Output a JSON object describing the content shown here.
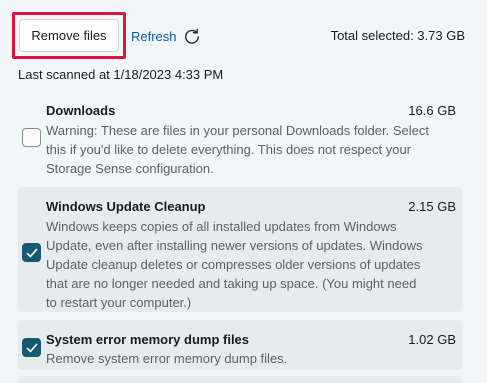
{
  "toolbar": {
    "remove_label": "Remove files",
    "refresh_label": "Refresh",
    "total_selected": "Total selected: 3.73 GB"
  },
  "last_scanned": "Last scanned at 1/18/2023 4:33 PM",
  "items": [
    {
      "title": "Downloads",
      "size": "16.6 GB",
      "checked": false,
      "desc_lines": [
        "Warning: These are files in your personal Downloads folder. Select",
        "this if you'd like to delete everything. This does not respect your",
        "Storage Sense configuration."
      ]
    },
    {
      "title": "Windows Update Cleanup",
      "size": "2.15 GB",
      "checked": true,
      "desc_lines": [
        "Windows keeps copies of all installed updates from Windows",
        "Update, even after installing newer versions of updates. Windows",
        "Update cleanup deletes or compresses older versions of updates",
        "that are no longer needed and taking up space. (You might need",
        "to restart your computer.)"
      ]
    },
    {
      "title": "System error memory dump files",
      "size": "1.02 GB",
      "checked": true,
      "desc_lines": [
        "Remove system error memory dump files."
      ]
    }
  ],
  "colors": {
    "highlight": "#e0143c",
    "accent": "#155a6e",
    "link": "#0a5ea8"
  }
}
+ + +
**PROBLEM TO WORK ON**
Transcribe the records verbatim and omit the images.

**FULL SOLUTION**
Output a JSON object describing the content shown here.
{
  "toolbar": {
    "remove_label": "Remove files",
    "refresh_label": "Refresh",
    "total_selected": "Total selected: 3.73 GB"
  },
  "last_scanned": "Last scanned at 1/18/2023 4:33 PM",
  "items": [
    {
      "title": "Downloads",
      "size": "16.6 GB",
      "checked": false,
      "desc_lines": [
        "Warning: These are files in your personal Downloads folder. Select",
        "this if you'd like to delete everything. This does not respect your",
        "Storage Sense configuration."
      ]
    },
    {
      "title": "Windows Update Cleanup",
      "size": "2.15 GB",
      "checked": true,
      "desc_lines": [
        "Windows keeps copies of all installed updates from Windows",
        "Update, even after installing newer versions of updates. Windows",
        "Update cleanup deletes or compresses older versions of updates",
        "that are no longer needed and taking up space. (You might need",
        "to restart your computer.)"
      ]
    },
    {
      "title": "System error memory dump files",
      "size": "1.02 GB",
      "checked": true,
      "desc_lines": [
        "Remove system error memory dump files."
      ]
    }
  ],
  "colors": {
    "highlight": "#e0143c",
    "accent": "#155a6e",
    "link": "#0a5ea8"
  }
}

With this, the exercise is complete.